Slow fire or acid decay is a term used in library and information science to describe paper embrittlement resulting from acid decay. The term is taken from the title of Terry Sanders's 1987 film Slow Fires: On the preservation of the human record.

Solutions to this problem include the use of acid-free paper stocks, format shifting brittle books by microfilming, photocopying or digitization, and a variety of deacidification techniques.

==History==
Much of the early paper made from wood pulp contained significant amounts of alum, a variety of aluminium sulfate salt that is significantly acidic. Alum was added to paper to assist in sizing, making it somewhat water resistant so that inks did not "run" or spread uncontrollably. Early papermakers did not realize that the alum they added liberally to cure almost every problem encountered in making their product would be eventually detrimental. The cellulose fibres that make up paper are hydrolyzed by acid, and the presence of alum eventually degrades the fibres until the acidic paper disintegrates in a process known as slow fire. Documents written on rag paper are significantly more stable. The use of non-acidic additives to make paper is becoming more prevalent, and the stability of these papers is less of an issue.

-- SHORT EXERCISE --
In the text on slow fire, why did papermakers add alum to paper?

-- SUPPLIED INFORMATION --

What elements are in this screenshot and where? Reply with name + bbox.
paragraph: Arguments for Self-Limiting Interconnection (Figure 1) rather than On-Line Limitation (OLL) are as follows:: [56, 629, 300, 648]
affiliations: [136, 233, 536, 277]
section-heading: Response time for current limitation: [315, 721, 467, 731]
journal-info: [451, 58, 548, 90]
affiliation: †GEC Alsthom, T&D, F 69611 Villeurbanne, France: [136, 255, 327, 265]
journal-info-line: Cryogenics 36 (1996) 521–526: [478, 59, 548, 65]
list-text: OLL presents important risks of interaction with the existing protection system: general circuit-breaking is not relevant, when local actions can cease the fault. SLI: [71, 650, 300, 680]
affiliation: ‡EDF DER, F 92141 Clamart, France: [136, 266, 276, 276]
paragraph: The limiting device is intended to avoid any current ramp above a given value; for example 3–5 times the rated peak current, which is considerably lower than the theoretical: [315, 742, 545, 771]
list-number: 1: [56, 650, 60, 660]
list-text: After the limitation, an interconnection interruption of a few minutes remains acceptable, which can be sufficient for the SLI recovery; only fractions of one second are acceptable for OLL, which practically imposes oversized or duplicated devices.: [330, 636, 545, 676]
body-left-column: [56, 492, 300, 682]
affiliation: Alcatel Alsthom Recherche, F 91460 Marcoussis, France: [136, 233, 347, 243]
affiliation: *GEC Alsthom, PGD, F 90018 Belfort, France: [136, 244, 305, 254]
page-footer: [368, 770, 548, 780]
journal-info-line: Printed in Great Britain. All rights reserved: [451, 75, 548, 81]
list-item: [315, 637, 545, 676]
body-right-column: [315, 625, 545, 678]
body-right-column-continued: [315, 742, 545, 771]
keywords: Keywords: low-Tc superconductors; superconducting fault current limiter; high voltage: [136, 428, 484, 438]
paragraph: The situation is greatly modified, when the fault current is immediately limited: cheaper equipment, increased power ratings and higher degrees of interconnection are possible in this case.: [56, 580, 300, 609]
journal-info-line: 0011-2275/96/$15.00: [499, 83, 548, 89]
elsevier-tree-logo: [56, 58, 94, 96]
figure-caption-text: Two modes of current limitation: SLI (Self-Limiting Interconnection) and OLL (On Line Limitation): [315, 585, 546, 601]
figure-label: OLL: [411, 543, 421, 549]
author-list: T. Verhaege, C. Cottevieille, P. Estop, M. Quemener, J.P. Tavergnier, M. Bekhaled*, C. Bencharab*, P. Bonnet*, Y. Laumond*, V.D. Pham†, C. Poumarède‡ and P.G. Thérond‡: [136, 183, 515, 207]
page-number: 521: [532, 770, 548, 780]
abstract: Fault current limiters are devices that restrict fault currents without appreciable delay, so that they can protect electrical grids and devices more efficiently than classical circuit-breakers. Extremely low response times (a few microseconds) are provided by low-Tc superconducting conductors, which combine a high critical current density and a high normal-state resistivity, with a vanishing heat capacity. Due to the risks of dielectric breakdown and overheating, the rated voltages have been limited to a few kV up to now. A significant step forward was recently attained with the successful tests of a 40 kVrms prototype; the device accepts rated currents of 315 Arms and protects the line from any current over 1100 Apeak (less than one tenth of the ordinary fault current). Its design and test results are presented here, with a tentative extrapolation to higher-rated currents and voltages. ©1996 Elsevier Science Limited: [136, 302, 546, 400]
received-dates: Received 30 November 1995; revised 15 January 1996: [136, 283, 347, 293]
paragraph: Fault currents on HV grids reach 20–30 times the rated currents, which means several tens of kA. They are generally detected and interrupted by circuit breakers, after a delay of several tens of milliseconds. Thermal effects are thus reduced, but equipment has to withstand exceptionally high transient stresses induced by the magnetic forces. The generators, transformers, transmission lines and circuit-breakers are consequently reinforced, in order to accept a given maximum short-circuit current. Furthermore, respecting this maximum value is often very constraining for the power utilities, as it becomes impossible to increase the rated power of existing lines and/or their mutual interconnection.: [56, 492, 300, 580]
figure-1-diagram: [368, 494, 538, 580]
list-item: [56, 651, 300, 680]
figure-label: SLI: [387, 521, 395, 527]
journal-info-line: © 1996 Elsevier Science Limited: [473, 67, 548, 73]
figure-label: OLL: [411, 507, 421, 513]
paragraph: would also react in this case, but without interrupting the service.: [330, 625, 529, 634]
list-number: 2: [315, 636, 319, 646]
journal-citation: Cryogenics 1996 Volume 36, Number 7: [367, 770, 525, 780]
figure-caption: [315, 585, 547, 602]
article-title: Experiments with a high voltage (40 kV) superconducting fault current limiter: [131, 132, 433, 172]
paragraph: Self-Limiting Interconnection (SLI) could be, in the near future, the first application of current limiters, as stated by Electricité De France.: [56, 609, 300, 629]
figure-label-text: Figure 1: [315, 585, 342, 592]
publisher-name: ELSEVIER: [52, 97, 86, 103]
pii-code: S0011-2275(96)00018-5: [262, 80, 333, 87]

-- THE SOLUTION --
To help with sizing, which made the paper somewhat water resistant so that inks did not run or spread uncontrollably.